>> begin Given data

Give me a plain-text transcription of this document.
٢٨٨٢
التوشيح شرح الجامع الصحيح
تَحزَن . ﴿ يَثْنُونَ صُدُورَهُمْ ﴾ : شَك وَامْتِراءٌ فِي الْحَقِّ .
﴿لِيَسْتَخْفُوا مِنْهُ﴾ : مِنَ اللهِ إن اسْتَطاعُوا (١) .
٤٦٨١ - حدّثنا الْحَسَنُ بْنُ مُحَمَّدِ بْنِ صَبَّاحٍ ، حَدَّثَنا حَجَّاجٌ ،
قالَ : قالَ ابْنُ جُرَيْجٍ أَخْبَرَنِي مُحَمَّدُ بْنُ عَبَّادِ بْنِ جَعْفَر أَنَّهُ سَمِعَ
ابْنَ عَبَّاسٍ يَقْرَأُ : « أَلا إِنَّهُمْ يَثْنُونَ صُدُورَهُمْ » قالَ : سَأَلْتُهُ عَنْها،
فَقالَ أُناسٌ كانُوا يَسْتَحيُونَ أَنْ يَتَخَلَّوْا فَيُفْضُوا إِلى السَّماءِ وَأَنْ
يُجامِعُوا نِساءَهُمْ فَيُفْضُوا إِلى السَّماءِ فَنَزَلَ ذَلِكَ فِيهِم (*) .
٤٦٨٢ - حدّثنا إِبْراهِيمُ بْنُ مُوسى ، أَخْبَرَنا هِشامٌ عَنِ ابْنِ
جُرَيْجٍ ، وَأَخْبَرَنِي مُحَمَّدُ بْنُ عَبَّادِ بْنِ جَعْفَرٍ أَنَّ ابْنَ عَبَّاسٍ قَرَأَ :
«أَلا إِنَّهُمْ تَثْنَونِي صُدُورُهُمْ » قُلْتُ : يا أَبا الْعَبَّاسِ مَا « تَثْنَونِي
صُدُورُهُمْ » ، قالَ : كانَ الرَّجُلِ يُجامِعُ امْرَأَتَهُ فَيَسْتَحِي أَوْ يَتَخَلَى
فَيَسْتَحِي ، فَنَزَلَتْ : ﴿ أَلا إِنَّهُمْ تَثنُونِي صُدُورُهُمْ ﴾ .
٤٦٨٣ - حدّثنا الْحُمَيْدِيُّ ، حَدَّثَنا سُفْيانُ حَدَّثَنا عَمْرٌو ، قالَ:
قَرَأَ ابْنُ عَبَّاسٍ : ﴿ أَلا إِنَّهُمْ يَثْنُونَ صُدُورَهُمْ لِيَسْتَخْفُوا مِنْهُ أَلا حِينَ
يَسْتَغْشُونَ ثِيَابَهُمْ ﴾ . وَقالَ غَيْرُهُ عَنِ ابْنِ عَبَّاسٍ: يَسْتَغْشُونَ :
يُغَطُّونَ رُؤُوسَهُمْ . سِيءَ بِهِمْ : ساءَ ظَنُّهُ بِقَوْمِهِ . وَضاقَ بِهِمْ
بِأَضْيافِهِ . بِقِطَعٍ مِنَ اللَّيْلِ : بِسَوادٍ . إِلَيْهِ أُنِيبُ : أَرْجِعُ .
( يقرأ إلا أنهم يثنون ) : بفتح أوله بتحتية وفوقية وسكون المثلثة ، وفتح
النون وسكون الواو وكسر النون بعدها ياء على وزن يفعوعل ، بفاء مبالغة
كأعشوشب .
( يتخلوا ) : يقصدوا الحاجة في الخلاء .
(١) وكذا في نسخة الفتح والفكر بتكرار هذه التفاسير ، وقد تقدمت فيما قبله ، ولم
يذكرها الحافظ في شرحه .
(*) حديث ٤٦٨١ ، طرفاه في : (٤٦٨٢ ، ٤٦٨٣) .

>> end Given data

Exercise brief
Which lines in the listing above hold the word "وسكون"? Show each of them.

Expected answer
( يقرأ إلا أنهم يثنون ) : بفتح أوله بتحتية وفوقية وسكون المثلثة ، وفتح
النون وسكون الواو وكسر النون بعدها ياء على وزن يفعوعل ، بفاء مبالغة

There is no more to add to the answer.